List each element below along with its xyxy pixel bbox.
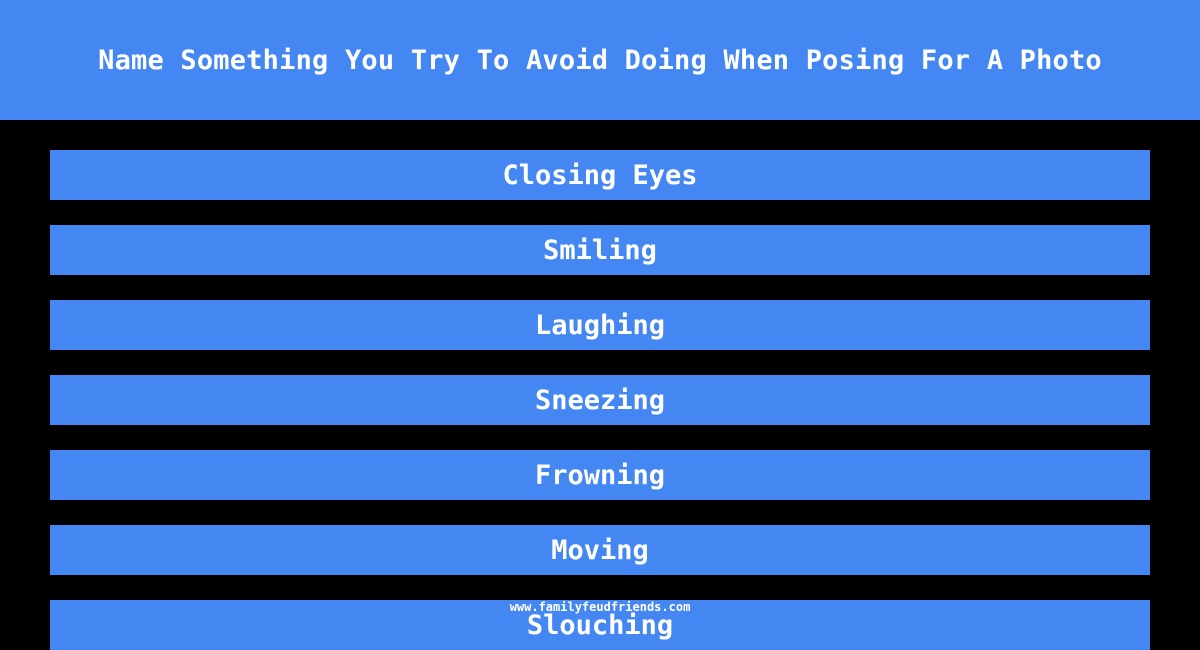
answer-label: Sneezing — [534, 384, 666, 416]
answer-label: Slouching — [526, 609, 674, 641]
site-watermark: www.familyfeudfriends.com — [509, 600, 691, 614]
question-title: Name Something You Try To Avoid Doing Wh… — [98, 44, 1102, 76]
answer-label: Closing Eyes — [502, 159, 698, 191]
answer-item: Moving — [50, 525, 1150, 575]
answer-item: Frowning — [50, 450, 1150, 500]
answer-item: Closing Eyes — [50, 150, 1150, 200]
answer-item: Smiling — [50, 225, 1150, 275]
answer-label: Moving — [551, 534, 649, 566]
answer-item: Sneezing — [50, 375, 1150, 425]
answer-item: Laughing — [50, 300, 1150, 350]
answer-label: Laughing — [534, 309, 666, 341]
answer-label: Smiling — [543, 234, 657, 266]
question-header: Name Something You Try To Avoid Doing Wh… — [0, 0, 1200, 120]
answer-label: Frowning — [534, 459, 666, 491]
-=-=-=-=-
Can you reproduce the entire listing above word for word, leaving out the picture?

**Solution**:
List each element below along with its xyxy pixel bbox.
answer-label: Sneezing — [534, 384, 666, 416]
answer-label: Slouching — [526, 609, 674, 641]
site-watermark: www.familyfeudfriends.com — [509, 600, 691, 614]
question-title: Name Something You Try To Avoid Doing Wh… — [98, 44, 1102, 76]
answer-label: Closing Eyes — [502, 159, 698, 191]
answer-item: Moving — [50, 525, 1150, 575]
answer-item: Frowning — [50, 450, 1150, 500]
answer-item: Closing Eyes — [50, 150, 1150, 200]
answer-item: Smiling — [50, 225, 1150, 275]
answer-label: Moving — [551, 534, 649, 566]
answer-item: Sneezing — [50, 375, 1150, 425]
answer-item: Laughing — [50, 300, 1150, 350]
answer-label: Laughing — [534, 309, 666, 341]
answer-label: Smiling — [543, 234, 657, 266]
question-header: Name Something You Try To Avoid Doing Wh… — [0, 0, 1200, 120]
answer-label: Frowning — [534, 459, 666, 491]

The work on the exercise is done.